-- start Record excerpts --
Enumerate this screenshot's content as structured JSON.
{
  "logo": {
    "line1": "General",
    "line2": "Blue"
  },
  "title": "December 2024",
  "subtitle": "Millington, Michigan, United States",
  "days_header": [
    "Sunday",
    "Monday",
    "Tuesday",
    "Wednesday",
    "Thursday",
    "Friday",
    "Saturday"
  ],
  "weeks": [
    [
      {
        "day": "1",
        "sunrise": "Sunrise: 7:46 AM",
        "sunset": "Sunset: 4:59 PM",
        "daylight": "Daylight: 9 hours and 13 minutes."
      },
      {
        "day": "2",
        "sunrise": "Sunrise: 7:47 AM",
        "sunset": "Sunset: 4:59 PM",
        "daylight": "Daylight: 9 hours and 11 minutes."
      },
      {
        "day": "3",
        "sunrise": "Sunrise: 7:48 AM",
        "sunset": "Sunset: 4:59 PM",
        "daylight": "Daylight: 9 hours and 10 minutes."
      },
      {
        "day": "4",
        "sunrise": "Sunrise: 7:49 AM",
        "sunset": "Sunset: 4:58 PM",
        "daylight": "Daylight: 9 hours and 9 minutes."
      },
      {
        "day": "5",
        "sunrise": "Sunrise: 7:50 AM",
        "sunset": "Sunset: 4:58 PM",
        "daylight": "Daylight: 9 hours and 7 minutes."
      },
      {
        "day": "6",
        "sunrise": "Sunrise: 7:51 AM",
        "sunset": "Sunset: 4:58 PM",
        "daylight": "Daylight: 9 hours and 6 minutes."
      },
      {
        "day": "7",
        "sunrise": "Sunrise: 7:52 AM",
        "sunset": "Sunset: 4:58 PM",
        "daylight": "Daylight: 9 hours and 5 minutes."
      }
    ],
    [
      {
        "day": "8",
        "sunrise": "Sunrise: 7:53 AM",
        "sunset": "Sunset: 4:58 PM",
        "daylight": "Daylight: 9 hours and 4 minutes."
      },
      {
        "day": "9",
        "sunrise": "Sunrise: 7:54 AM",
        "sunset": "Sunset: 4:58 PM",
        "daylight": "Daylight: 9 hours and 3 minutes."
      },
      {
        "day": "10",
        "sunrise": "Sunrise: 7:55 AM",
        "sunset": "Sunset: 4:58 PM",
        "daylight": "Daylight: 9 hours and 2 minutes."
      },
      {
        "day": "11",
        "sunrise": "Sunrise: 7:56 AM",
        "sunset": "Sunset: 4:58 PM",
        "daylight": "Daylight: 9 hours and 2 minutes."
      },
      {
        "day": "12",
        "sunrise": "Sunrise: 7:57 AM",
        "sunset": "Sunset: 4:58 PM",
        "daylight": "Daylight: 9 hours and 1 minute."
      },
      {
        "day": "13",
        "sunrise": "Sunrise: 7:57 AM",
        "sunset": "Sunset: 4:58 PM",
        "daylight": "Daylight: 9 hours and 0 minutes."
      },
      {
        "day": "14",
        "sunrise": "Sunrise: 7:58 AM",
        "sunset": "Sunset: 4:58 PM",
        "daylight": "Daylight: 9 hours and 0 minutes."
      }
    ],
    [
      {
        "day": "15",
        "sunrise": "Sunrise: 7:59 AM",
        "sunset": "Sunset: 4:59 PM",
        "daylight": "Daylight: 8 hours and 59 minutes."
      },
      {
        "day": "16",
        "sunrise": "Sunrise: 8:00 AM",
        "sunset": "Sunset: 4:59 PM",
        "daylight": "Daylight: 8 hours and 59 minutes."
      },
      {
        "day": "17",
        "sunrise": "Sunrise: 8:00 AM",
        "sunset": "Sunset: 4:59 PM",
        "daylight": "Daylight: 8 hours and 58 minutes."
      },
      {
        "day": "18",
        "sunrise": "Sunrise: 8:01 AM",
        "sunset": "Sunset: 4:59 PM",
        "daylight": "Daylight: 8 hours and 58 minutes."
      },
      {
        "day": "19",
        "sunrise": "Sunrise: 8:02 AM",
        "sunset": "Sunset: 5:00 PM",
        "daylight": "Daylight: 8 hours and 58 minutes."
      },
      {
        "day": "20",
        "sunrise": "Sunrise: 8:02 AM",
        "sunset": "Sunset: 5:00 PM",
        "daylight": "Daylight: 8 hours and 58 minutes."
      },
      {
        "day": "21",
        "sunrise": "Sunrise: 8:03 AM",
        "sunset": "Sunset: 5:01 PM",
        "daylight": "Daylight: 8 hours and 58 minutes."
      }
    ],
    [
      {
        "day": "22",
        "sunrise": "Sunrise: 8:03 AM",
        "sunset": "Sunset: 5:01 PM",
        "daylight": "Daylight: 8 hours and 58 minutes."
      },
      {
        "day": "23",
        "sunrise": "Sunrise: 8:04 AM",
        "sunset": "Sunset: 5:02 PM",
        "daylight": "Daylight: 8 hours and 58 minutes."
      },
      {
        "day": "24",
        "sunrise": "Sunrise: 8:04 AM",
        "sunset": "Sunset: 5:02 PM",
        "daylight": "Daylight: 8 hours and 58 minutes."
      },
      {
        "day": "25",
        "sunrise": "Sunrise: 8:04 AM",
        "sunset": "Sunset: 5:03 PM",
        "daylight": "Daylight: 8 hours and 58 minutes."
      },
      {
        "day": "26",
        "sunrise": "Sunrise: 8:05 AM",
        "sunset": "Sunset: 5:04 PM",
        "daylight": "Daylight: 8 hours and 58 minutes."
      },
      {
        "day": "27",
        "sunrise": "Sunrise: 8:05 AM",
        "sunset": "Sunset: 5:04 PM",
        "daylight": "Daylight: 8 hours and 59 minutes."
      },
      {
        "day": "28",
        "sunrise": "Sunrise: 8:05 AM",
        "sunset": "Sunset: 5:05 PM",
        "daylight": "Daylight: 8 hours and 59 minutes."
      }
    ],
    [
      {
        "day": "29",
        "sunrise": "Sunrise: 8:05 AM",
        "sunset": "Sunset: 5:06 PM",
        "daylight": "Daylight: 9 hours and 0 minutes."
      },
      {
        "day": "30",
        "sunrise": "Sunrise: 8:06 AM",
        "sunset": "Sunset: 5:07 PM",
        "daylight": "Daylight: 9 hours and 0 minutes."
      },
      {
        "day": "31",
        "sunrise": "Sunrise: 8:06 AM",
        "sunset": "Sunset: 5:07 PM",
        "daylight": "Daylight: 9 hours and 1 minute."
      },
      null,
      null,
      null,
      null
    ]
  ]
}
-- end Record excerpts --
Exercise aim: Take the material above and return all of it exactly.

Output below:
Enumerate this screenshot's content as structured JSON.
{
  "logo": {
    "line1": "General",
    "line2": "Blue"
  },
  "title": "December 2024",
  "subtitle": "Millington, Michigan, United States",
  "days_header": [
    "Sunday",
    "Monday",
    "Tuesday",
    "Wednesday",
    "Thursday",
    "Friday",
    "Saturday"
  ],
  "weeks": [
    [
      {
        "day": "1",
        "sunrise": "Sunrise: 7:46 AM",
        "sunset": "Sunset: 4:59 PM",
        "daylight": "Daylight: 9 hours and 13 minutes."
      },
      {
        "day": "2",
        "sunrise": "Sunrise: 7:47 AM",
        "sunset": "Sunset: 4:59 PM",
        "daylight": "Daylight: 9 hours and 11 minutes."
      },
      {
        "day": "3",
        "sunrise": "Sunrise: 7:48 AM",
        "sunset": "Sunset: 4:59 PM",
        "daylight": "Daylight: 9 hours and 10 minutes."
      },
      {
        "day": "4",
        "sunrise": "Sunrise: 7:49 AM",
        "sunset": "Sunset: 4:58 PM",
        "daylight": "Daylight: 9 hours and 9 minutes."
      },
      {
        "day": "5",
        "sunrise": "Sunrise: 7:50 AM",
        "sunset": "Sunset: 4:58 PM",
        "daylight": "Daylight: 9 hours and 7 minutes."
      },
      {
        "day": "6",
        "sunrise": "Sunrise: 7:51 AM",
        "sunset": "Sunset: 4:58 PM",
        "daylight": "Daylight: 9 hours and 6 minutes."
      },
      {
        "day": "7",
        "sunrise": "Sunrise: 7:52 AM",
        "sunset": "Sunset: 4:58 PM",
        "daylight": "Daylight: 9 hours and 5 minutes."
      }
    ],
    [
      {
        "day": "8",
        "sunrise": "Sunrise: 7:53 AM",
        "sunset": "Sunset: 4:58 PM",
        "daylight": "Daylight: 9 hours and 4 minutes."
      },
      {
        "day": "9",
        "sunrise": "Sunrise: 7:54 AM",
        "sunset": "Sunset: 4:58 PM",
        "daylight": "Daylight: 9 hours and 3 minutes."
      },
      {
        "day": "10",
        "sunrise": "Sunrise: 7:55 AM",
        "sunset": "Sunset: 4:58 PM",
        "daylight": "Daylight: 9 hours and 2 minutes."
      },
      {
        "day": "11",
        "sunrise": "Sunrise: 7:56 AM",
        "sunset": "Sunset: 4:58 PM",
        "daylight": "Daylight: 9 hours and 2 minutes."
      },
      {
        "day": "12",
        "sunrise": "Sunrise: 7:57 AM",
        "sunset": "Sunset: 4:58 PM",
        "daylight": "Daylight: 9 hours and 1 minute."
      },
      {
        "day": "13",
        "sunrise": "Sunrise: 7:57 AM",
        "sunset": "Sunset: 4:58 PM",
        "daylight": "Daylight: 9 hours and 0 minutes."
      },
      {
        "day": "14",
        "sunrise": "Sunrise: 7:58 AM",
        "sunset": "Sunset: 4:58 PM",
        "daylight": "Daylight: 9 hours and 0 minutes."
      }
    ],
    [
      {
        "day": "15",
        "sunrise": "Sunrise: 7:59 AM",
        "sunset": "Sunset: 4:59 PM",
        "daylight": "Daylight: 8 hours and 59 minutes."
      },
      {
        "day": "16",
        "sunrise": "Sunrise: 8:00 AM",
        "sunset": "Sunset: 4:59 PM",
        "daylight": "Daylight: 8 hours and 59 minutes."
      },
      {
        "day": "17",
        "sunrise": "Sunrise: 8:00 AM",
        "sunset": "Sunset: 4:59 PM",
        "daylight": "Daylight: 8 hours and 58 minutes."
      },
      {
        "day": "18",
        "sunrise": "Sunrise: 8:01 AM",
        "sunset": "Sunset: 4:59 PM",
        "daylight": "Daylight: 8 hours and 58 minutes."
      },
      {
        "day": "19",
        "sunrise": "Sunrise: 8:02 AM",
        "sunset": "Sunset: 5:00 PM",
        "daylight": "Daylight: 8 hours and 58 minutes."
      },
      {
        "day": "20",
        "sunrise": "Sunrise: 8:02 AM",
        "sunset": "Sunset: 5:00 PM",
        "daylight": "Daylight: 8 hours and 58 minutes."
      },
      {
        "day": "21",
        "sunrise": "Sunrise: 8:03 AM",
        "sunset": "Sunset: 5:01 PM",
        "daylight": "Daylight: 8 hours and 58 minutes."
      }
    ],
    [
      {
        "day": "22",
        "sunrise": "Sunrise: 8:03 AM",
        "sunset": "Sunset: 5:01 PM",
        "daylight": "Daylight: 8 hours and 58 minutes."
      },
      {
        "day": "23",
        "sunrise": "Sunrise: 8:04 AM",
        "sunset": "Sunset: 5:02 PM",
        "daylight": "Daylight: 8 hours and 58 minutes."
      },
      {
        "day": "24",
        "sunrise": "Sunrise: 8:04 AM",
        "sunset": "Sunset: 5:02 PM",
        "daylight": "Daylight: 8 hours and 58 minutes."
      },
      {
        "day": "25",
        "sunrise": "Sunrise: 8:04 AM",
        "sunset": "Sunset: 5:03 PM",
        "daylight": "Daylight: 8 hours and 58 minutes."
      },
      {
        "day": "26",
        "sunrise": "Sunrise: 8:05 AM",
        "sunset": "Sunset: 5:04 PM",
        "daylight": "Daylight: 8 hours and 58 minutes."
      },
      {
        "day": "27",
        "sunrise": "Sunrise: 8:05 AM",
        "sunset": "Sunset: 5:04 PM",
        "daylight": "Daylight: 8 hours and 59 minutes."
      },
      {
        "day": "28",
        "sunrise": "Sunrise: 8:05 AM",
        "sunset": "Sunset: 5:05 PM",
        "daylight": "Daylight: 8 hours and 59 minutes."
      }
    ],
    [
      {
        "day": "29",
        "sunrise": "Sunrise: 8:05 AM",
        "sunset": "Sunset: 5:06 PM",
        "daylight": "Daylight: 9 hours and 0 minutes."
      },
      {
        "day": "30",
        "sunrise": "Sunrise: 8:06 AM",
        "sunset": "Sunset: 5:07 PM",
        "daylight": "Daylight: 9 hours and 0 minutes."
      },
      {
        "day": "31",
        "sunrise": "Sunrise: 8:06 AM",
        "sunset": "Sunset: 5:07 PM",
        "daylight": "Daylight: 9 hours and 1 minute."
      },
      null,
      null,
      null,
      null
    ]
  ]
}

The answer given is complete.